■ What you will do
Output all the material that follows, exactly as given.

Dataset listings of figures
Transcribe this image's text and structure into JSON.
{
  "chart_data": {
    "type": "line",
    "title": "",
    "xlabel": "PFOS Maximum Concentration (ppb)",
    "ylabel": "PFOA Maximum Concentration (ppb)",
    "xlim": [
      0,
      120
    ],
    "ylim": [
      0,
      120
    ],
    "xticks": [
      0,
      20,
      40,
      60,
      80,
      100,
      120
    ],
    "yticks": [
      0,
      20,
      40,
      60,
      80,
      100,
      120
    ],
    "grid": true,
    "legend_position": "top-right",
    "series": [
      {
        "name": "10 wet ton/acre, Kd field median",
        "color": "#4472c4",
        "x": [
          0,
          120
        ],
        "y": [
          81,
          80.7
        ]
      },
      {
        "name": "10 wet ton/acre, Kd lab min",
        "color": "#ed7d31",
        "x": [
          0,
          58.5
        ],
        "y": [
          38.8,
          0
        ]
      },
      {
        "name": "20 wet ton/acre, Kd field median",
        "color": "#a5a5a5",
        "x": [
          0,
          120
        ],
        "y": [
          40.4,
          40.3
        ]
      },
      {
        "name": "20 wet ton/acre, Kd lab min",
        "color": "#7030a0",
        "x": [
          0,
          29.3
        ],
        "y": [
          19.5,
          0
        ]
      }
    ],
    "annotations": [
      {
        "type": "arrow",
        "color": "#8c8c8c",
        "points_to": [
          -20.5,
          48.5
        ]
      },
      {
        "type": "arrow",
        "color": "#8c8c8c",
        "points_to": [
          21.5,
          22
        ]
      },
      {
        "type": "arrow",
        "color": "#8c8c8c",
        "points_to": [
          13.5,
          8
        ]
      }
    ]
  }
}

■ Answer to the exercise
Transcribe this image's text and structure into JSON.
{
  "chart_data": {
    "type": "line",
    "title": "",
    "xlabel": "PFOS Maximum Concentration (ppb)",
    "ylabel": "PFOA Maximum Concentration (ppb)",
    "xlim": [
      0,
      120
    ],
    "ylim": [
      0,
      120
    ],
    "xticks": [
      0,
      20,
      40,
      60,
      80,
      100,
      120
    ],
    "yticks": [
      0,
      20,
      40,
      60,
      80,
      100,
      120
    ],
    "grid": true,
    "legend_position": "top-right",
    "series": [
      {
        "name": "10 wet ton/acre, Kd field median",
        "color": "#4472c4",
        "x": [
          0,
          120
        ],
        "y": [
          81,
          80.7
        ]
      },
      {
        "name": "10 wet ton/acre, Kd lab min",
        "color": "#ed7d31",
        "x": [
          0,
          58.5
        ],
        "y": [
          38.8,
          0
        ]
      },
      {
        "name": "20 wet ton/acre, Kd field median",
        "color": "#a5a5a5",
        "x": [
          0,
          120
        ],
        "y": [
          40.4,
          40.3
        ]
      },
      {
        "name": "20 wet ton/acre, Kd lab min",
        "color": "#7030a0",
        "x": [
          0,
          29.3
        ],
        "y": [
          19.5,
          0
        ]
      }
    ],
    "annotations": [
      {
        "type": "arrow",
        "color": "#8c8c8c",
        "points_to": [
          -20.5,
          48.5
        ]
      },
      {
        "type": "arrow",
        "color": "#8c8c8c",
        "points_to": [
          21.5,
          22
        ]
      },
      {
        "type": "arrow",
        "color": "#8c8c8c",
        "points_to": [
          13.5,
          8
        ]
      }
    ]
  }
}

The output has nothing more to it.